Ce que vous ferez →
a) Relevez toutes les personnes désignées par leur nom dans le texte source.
b) D'après le texte source, quelle fonction le sénateur Caffery occupait-il ?
c) Recopiez le passage du texte source en commençant par « L'archevêque Janssens s'occupa » et en allant jusqu'à « liberté de conscience. », en substituant « missive » à « lettre ».

Texte source →
###
Malgré l'hostilité prédominante, il rencontra chez certains membres de ce corps législatif de très honorables sympathies.
Au nombre de ces amis de la justice, nous citerons les sénateurs Tissot et Caffery, tous deux morts aujourd'hui. Leur travail, comme défenseurs de la morale et de la liberté, ne sera jamais oublié.
Il y en avait encore d'autres, mais ceux-là ne prirent pas de part directe à la lutte comme les deux personnages que nous venons de nommer.
Le sénateur Caffery était le président du Comité judiciaire ayant charge du projet de loi; le juge Tissot, lui, porta la parole, longuement même, en opposition à cette mesure arbitraire.
L'archevêque Janssens s'occupa activement de la question dans une lettre que l'éminent prélat eut la bienveillance d'adresser au sénateur Caffery, il montrait la nouvelle loi comme une violation de la liberté de conscience.
###
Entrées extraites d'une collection
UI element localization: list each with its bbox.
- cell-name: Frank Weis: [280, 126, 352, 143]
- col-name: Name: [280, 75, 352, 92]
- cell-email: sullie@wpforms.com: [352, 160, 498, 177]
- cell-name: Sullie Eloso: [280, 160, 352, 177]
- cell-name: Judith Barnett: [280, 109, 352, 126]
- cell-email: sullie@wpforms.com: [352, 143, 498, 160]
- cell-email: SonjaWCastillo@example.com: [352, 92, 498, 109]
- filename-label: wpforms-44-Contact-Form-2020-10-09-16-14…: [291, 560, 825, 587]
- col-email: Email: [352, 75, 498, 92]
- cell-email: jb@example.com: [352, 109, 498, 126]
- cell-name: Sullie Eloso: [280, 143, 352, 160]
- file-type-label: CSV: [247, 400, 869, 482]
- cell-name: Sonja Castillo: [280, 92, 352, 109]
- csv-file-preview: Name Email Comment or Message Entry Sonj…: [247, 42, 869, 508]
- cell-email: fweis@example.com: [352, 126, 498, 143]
###
Réponses par tâche →
a) Tissot, Caffery, Janssens

b) Il était le président du Comité judiciaire ayant charge du projet de loi.

c)
L'archevêque Janssens s'occupa activement de la question dans une missive que l'éminent prélat eut la bienveillance d'adresser au sénateur Caffery, il montrait la nouvelle loi comme une violation de la liberté de conscience.